TEXTO A LEER:
* * *
El Rey Jorge I de Inglaterra publica edicto de perdón
Ley del Rey Jorge
Los piratas ingleses
hacía tiempo que estaban al margen de la ley. El motivo era obvio: comenzaron el
asalto a mercantes de su misma nacionalidad. El capitán Johnson, que no es otro
que Daniel Defoe, autor de la novela Robinsón Crusoe, dejó escrito en
su Historia general de los robos y crímenes de los más notorios piratas
que el comercio inglés se resintió más por los actos de piratería que por las
guerras que mantuvo con España y Francia.
Una medida que puso en práctica Inglaterra para reducir los acosos fue la de
promulgar un edicto de perdón para todos aquellos que abandonasen la piratería
antes del 5 de septiembre de 1718. Algunos piratas se acogieron a tal amnistía,
como Henry Jennings, que lo hizo nada más llegar la noticia a la isla de Santa
Catalina (Providence), aunque, según relata el mismo Defoe, "la mayor parte
volvieron a las andadas, y como perros al vómito". Si Inglaterra parecía
tan generosa ofreciendo el indulto, cabe preguntarse si éste era lo
suficientemente atractivo para los piratas.
La piratería no siempre
perseguida
La piratería, no obstante, no estuvo siempre al margen de la ley. Cuando los piratas ingleses, franceses y holandeses, principalmente, se limitaban a atacar navíos españoles, los respectivos gobiernos no ponían incovenientes al pillaje que cometían, al contario, lo fomentaban. Francisco I de Francia, por ejemplo, después que Jean Fleury abordara y robase en 1523 tres carabelas españolas que se dirigían a Sevilla con parte del tesoro de Moctezuma, se apresuró a extender patentes de corso a cuantos capitanes de alta mar lo solicitasen. Henry Morgan, otro ejemplo, fue nombrado Sir por el Rey Carlos II después que saquease Panamá, a pesar que España e Inglaterra habían firmado en 1670 la Paz de América. Francis Drake, protegido y nombrado Caballero por Isabel I, Walter Raleigh, Robert Devereux...
Apoderarse de los transportes españoles tenía el visto bueno de Inglaterra, Francia y Holanda y, a veces, suponía una condecoración. No obstante, los piratas ingleses no se conformaron con los galeones que ponían rumbo a España repletos de oro, plata y pólvora sino que atacaron a barcos de la propia Corona. Es en ese momento cuando son perseguidos en su país y no antes. Es cuando el Rey dicta órdenes de busca y captura, pone precio a algunas cabezas y comienza a luchar contra la piratería.
* * *
Ítems guardados de una colección:
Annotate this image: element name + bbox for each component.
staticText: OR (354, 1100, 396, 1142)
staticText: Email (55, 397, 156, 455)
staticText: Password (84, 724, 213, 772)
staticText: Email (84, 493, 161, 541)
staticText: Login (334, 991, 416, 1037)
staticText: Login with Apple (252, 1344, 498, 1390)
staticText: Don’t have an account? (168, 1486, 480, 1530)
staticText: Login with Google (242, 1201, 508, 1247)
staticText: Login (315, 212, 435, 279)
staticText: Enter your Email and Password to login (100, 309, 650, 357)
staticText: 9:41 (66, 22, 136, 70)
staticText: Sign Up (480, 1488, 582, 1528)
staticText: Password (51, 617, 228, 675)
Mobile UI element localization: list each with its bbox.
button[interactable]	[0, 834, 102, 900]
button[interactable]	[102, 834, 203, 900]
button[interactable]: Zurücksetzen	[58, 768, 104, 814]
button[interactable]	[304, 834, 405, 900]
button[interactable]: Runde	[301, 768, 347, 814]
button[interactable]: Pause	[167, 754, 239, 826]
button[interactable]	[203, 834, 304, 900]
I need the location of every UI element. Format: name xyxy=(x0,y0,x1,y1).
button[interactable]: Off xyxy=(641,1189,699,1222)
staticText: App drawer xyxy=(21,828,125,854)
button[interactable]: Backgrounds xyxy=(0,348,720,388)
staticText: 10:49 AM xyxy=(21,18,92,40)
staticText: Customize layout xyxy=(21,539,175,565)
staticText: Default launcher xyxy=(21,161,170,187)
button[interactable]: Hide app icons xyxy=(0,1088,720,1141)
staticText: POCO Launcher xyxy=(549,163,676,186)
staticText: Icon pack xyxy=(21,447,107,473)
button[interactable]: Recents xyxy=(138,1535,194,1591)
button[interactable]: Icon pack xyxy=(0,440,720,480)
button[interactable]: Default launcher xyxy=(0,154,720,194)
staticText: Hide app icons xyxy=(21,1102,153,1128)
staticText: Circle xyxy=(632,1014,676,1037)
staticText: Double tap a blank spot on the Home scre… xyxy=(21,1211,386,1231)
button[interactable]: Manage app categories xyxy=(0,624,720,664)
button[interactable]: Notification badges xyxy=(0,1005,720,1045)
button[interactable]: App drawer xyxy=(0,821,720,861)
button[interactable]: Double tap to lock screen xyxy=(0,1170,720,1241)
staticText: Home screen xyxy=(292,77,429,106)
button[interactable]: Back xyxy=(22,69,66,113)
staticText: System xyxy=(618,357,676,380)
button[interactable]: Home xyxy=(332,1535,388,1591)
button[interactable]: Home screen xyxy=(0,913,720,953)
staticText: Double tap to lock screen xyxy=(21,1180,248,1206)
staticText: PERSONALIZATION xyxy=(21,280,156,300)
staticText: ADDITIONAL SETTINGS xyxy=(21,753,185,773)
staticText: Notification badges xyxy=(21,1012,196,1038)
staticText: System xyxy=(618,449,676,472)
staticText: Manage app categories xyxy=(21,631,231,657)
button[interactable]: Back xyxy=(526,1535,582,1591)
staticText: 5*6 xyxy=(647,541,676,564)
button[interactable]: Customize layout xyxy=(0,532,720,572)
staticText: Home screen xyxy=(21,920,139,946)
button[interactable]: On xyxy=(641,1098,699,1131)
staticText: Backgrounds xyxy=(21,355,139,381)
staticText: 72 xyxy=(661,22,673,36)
* * *
¿Puedes retomar el texto sobre los piratas ingleses desde donde termina? El listado es material aparte del texto sobre los piratas ingleses.

Corsarios
Las numerosas guerras entre Inglaterra, Francia y España y la independencia de las colonias españolas en América, hicieron que las potencias buscasen una fórmula barata para reforzar sus Armadas. La respuesta la encontraron en los piratas. El pacto que se establecía entre ellos consistía en que el país otorgaba una licencia, la llamada patente de corso, autorizando al navío a enarbolar el pabellón real y acreditándole como buque a su servicio. Por contra, el ahora corsario se comprometía a no atacar al país que dispensaba la citada patente y a dedicarse a esquilmar a sus enemigos, causándole las mayores bajas posibles o provocando los mayores daños, pudiéndose quedar el corsario todo aquello que capturase, ya fuesen navíos, mercancías, dinero o personas que podría utilizar más tarde para pedir un rescate.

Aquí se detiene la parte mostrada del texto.